BRANO -
"""

Il turismo culturale di larga scala

Traccia per l'intervento al seminario
Turismo cinese in Italia. Opportunità e criticità.
Seminario di Studio nazionale. Firenze 17 marzo 2006

di Isabella Scaramuzzi


Vorrei dare contenuto al titolo scelto per l'intervento.
La larga scala, quando si parla della Cina, è data in primo luogo dei numeri. A fronte della popolazione cinese e del potenziale di consumo turistico che ha cominciato ad esprimersi, i numeri del turismo cinese in Italia sono peanuts, bagigi. Non abbiamo fatto molto per conquistare quel mercato, evidentemente.
Nel sistema turistico veneziano pernottano, nel 2005, poco meno di 151.000 cinesi. Sono in calo rispetto al dato 2004. L'invasione dei cinesi, almeno dal punto di vista degli ospiti turistici ufficialmente registrati, non è avvenuta. Anche gli immigrati regolari residenti in comune sono solo 800 (appena più dei filippini e molto meno dei moldavi). Può darsi che la cinesizzazione sia strisciante, clandestina, informale. O forse dovremmo tenere sotto osservazione, più che le persone che arrivano dalla Cina, i capitali investiti nel nostro sistema ospitale: hotellerie, ristorazione, souvenir.

Molti dei cinesi che dormono come turisti a Venezia sono ospiti di Mestre e prediligono hotel a quattro stelle (poi a tre, e così via): quindi appartengono ad una fascia ricca della popolazione cinese, verosimilmente quella urbana a maggior reddito. Che comunque è una notevole fetta di clientela potenziale, per l'Europa. Diciamo che su 1,3 miliardi di persone possono essere lo 0,1%, cioè 1,3 milioni, cioè un terzo in più dell'attuale turismo che pernotta nella Città Antica……e se anche considerassimo solo la popolazione urbana, sarebbero sempre centinaia di milioni di cinesi, di cui ci basterebbe conquistare un 1 percento. Credo che il problema non sia nè sui numeri, ne per ora sulla "capacità di spesa": venire nelle capitali dell'Occidente resterà nel breve periodo un fatto d'elite, i cosiddetti cinesi della middle and upper class.

"""

RIGHE ESTRATTE -
"""

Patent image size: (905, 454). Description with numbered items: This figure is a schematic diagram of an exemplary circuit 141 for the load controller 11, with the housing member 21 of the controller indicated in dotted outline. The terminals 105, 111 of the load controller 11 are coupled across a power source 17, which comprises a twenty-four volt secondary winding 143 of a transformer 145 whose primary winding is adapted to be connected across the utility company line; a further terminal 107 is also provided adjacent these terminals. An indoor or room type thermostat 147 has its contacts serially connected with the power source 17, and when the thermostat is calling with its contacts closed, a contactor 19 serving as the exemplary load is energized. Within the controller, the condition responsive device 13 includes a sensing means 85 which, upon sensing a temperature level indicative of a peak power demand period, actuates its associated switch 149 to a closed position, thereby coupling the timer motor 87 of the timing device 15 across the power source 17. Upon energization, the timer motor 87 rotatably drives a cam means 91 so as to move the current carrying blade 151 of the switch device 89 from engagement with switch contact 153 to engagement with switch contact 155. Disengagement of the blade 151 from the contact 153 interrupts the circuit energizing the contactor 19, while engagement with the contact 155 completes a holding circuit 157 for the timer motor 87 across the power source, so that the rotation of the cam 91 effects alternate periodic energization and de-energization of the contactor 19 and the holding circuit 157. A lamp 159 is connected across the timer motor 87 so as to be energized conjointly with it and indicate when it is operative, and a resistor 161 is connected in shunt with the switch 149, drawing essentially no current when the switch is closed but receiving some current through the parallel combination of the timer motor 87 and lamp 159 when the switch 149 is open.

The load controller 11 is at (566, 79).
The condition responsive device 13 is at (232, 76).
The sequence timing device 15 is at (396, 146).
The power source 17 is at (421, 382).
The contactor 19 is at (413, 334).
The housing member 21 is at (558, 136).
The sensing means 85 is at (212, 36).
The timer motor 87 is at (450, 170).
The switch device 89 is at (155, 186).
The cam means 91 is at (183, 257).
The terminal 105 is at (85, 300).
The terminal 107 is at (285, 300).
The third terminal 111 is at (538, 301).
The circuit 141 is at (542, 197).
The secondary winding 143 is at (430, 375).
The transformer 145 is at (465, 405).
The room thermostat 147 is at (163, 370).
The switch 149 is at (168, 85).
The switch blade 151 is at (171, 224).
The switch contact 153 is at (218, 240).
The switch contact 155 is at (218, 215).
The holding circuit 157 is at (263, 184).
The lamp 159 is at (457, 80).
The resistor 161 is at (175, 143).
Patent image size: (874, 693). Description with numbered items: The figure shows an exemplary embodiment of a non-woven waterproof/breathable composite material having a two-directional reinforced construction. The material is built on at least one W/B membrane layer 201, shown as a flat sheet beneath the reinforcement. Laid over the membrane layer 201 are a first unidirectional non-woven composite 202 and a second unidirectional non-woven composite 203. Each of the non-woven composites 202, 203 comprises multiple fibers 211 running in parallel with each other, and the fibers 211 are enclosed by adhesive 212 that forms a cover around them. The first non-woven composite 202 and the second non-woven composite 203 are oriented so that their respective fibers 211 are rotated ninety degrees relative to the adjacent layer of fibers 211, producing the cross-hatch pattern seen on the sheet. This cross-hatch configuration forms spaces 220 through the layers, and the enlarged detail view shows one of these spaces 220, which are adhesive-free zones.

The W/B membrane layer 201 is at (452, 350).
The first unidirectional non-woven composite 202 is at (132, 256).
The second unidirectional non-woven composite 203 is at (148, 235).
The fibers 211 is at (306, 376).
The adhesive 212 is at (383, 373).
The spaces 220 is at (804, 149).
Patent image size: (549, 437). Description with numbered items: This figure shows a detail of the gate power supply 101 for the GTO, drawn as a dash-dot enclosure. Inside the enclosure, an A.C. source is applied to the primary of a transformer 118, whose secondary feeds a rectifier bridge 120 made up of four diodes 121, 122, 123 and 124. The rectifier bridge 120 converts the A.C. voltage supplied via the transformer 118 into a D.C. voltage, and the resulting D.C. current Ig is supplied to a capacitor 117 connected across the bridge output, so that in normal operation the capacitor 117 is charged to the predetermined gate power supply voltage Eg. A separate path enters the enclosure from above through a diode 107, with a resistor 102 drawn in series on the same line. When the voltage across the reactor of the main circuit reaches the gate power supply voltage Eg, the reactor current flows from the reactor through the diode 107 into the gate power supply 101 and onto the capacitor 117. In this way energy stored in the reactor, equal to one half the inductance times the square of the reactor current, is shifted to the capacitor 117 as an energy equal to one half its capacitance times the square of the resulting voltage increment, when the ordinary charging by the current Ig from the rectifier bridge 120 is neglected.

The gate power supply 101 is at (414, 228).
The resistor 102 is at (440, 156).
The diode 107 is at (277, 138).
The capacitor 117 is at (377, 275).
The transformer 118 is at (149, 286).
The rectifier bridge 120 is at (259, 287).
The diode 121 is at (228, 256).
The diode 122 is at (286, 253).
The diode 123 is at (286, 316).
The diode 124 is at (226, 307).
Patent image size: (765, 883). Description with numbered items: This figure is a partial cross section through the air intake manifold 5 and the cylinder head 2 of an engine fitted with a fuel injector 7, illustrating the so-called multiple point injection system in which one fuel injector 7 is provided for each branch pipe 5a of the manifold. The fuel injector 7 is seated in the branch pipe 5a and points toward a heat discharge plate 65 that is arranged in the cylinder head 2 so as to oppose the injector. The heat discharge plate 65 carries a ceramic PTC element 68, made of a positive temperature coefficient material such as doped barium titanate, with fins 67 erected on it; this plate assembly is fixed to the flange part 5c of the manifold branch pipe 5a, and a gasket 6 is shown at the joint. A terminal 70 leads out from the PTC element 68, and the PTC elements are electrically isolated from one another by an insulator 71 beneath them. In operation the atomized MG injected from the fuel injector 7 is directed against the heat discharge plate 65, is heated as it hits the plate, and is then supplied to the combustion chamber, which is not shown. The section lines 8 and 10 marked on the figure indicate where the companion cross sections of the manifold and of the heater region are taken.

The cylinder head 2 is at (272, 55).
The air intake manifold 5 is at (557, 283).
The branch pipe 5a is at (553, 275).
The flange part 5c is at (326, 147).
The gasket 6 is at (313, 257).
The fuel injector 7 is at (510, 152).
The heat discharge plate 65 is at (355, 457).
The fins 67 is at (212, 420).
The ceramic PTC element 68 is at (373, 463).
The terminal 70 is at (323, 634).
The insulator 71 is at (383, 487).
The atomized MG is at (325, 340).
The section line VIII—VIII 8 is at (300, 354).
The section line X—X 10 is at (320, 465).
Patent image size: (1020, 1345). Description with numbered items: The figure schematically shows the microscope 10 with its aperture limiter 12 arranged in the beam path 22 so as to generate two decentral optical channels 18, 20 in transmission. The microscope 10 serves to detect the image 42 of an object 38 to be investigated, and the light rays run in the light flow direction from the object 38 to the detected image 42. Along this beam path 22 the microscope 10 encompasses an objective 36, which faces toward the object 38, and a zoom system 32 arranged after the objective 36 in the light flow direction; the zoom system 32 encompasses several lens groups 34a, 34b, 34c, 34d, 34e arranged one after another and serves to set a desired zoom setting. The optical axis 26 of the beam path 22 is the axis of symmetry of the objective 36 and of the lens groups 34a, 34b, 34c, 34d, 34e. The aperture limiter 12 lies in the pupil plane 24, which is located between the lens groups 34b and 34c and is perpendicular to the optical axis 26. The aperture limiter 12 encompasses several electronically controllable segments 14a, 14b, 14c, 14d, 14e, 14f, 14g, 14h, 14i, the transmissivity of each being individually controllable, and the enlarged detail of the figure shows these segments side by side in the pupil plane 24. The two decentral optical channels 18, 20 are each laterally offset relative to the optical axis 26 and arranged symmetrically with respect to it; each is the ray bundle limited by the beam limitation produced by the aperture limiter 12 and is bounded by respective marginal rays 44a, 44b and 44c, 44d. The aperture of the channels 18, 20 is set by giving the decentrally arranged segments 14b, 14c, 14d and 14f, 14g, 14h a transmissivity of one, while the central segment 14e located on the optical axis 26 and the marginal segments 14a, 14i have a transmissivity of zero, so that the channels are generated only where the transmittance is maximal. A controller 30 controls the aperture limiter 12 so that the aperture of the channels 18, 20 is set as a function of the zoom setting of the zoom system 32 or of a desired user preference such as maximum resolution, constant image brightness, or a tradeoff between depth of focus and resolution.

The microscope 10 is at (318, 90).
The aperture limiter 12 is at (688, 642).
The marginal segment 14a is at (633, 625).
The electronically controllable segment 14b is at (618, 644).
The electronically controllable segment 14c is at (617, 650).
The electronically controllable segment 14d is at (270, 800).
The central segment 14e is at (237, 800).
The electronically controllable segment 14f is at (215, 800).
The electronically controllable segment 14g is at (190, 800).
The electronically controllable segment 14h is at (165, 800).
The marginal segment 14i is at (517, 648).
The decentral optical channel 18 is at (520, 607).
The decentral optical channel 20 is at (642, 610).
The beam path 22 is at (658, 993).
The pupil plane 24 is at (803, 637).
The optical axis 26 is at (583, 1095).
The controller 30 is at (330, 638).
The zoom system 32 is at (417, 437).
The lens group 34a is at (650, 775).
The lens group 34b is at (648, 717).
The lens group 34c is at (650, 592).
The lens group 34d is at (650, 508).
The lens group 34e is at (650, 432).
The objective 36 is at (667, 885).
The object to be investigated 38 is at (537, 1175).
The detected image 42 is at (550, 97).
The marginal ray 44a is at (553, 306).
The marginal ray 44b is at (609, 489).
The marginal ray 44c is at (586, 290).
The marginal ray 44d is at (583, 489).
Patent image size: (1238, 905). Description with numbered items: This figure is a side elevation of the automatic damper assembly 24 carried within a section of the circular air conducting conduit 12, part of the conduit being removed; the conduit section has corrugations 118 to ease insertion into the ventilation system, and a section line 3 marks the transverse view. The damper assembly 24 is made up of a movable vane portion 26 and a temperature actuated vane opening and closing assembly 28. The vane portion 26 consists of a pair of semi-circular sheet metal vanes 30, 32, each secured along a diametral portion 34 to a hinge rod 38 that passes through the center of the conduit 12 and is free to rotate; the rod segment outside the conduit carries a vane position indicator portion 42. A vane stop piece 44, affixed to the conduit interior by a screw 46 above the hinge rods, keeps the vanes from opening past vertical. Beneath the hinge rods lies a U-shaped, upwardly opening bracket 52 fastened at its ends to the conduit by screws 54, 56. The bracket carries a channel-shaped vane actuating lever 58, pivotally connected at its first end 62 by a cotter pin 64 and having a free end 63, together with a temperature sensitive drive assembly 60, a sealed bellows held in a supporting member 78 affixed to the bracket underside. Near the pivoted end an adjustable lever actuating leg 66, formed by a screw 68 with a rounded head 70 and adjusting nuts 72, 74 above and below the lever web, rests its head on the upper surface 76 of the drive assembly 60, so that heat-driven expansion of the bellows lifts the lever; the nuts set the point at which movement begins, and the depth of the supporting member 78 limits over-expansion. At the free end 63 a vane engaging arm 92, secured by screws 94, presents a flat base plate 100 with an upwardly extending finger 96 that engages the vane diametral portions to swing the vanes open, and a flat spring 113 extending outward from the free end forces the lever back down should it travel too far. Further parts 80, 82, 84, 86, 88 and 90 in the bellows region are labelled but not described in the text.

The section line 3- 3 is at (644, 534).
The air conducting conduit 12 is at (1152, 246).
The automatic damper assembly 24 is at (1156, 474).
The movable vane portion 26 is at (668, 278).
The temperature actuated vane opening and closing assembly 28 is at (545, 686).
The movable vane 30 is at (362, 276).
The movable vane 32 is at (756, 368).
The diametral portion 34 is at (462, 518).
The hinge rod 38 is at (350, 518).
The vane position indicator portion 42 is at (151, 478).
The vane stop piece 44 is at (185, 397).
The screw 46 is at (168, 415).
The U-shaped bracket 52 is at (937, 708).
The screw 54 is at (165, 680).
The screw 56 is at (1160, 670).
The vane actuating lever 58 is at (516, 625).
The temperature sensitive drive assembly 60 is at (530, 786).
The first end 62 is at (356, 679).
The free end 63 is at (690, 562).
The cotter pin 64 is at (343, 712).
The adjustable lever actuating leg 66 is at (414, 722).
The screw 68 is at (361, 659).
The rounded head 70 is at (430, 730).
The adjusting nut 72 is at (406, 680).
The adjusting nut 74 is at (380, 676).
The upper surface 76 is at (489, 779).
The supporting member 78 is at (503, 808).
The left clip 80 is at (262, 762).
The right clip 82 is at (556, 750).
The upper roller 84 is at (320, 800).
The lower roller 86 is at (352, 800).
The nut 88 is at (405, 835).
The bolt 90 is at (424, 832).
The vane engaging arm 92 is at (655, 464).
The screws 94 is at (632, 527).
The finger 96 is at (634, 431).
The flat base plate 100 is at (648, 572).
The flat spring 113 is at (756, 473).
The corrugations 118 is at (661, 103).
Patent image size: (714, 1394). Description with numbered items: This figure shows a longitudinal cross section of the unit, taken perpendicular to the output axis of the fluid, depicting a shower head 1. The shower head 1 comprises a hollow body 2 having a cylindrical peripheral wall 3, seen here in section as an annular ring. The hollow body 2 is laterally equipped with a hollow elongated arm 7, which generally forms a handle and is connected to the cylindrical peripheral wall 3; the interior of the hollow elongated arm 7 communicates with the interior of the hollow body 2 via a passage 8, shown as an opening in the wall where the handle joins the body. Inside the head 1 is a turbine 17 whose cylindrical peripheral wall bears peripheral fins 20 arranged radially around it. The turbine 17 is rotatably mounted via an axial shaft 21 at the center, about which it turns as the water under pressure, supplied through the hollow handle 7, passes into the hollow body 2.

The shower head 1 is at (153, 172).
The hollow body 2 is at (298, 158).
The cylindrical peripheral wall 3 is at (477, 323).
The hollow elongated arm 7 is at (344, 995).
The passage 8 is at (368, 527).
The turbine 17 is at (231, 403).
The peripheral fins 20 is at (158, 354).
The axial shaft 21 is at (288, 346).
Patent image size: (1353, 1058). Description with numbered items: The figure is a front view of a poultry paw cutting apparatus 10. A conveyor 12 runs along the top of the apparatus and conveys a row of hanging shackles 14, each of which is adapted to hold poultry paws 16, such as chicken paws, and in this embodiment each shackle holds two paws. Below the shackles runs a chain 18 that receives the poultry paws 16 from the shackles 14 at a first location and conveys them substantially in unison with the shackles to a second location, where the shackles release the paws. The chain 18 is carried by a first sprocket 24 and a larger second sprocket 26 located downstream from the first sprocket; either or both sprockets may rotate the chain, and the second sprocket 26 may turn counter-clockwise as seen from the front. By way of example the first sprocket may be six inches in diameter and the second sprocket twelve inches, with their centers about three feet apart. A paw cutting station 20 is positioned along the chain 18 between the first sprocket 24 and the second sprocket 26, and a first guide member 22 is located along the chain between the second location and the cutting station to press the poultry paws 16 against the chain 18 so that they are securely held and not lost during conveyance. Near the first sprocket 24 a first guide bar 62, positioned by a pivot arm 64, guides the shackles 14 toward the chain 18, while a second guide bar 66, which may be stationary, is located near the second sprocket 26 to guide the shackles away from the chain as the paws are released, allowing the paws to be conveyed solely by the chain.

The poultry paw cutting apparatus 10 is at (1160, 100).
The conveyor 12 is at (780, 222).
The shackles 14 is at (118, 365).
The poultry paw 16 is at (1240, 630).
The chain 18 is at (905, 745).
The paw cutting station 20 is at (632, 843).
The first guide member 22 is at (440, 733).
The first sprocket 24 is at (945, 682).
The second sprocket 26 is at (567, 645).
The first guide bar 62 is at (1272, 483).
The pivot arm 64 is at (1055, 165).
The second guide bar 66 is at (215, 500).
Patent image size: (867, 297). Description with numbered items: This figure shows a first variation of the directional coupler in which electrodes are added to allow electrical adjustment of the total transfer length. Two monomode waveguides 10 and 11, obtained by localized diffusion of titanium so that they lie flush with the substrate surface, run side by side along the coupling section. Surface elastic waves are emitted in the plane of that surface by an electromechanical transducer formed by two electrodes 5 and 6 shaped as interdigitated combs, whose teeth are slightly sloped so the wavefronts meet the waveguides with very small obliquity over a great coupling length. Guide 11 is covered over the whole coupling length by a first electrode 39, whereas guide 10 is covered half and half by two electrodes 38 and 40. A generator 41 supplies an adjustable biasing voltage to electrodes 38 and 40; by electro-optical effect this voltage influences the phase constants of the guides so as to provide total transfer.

"""

OBIETTIVO DELL'ESERCIZIO - Riproduci alla lettera la parte del brano sul turismo cinese in Italia che va da "Il turismo culturale" fino a "scelto per l'intervento." compreso. Le righe estratte non servono per lo svolgimento.

RISPOSTA -
Il turismo culturale di larga scala

Traccia per l'intervento al seminario
Turismo cinese in Italia. Opportunità e criticità.
Seminario di Studio nazionale. Firenze 17 marzo 2006

di Isabella Scaramuzzi


Vorrei dare contenuto al titolo scelto per l'intervento.